Task requirements:
From the entries below, copy every line where the string "this" appears.

Records provided:
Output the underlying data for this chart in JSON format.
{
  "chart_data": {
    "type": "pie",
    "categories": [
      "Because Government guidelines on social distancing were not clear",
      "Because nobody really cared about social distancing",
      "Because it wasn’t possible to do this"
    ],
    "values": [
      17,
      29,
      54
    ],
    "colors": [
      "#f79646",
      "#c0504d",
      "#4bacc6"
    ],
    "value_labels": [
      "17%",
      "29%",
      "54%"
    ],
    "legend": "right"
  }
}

Result:
Output the underlying data for this chart in JSON format.
      "Because it wasn’t possible to do this"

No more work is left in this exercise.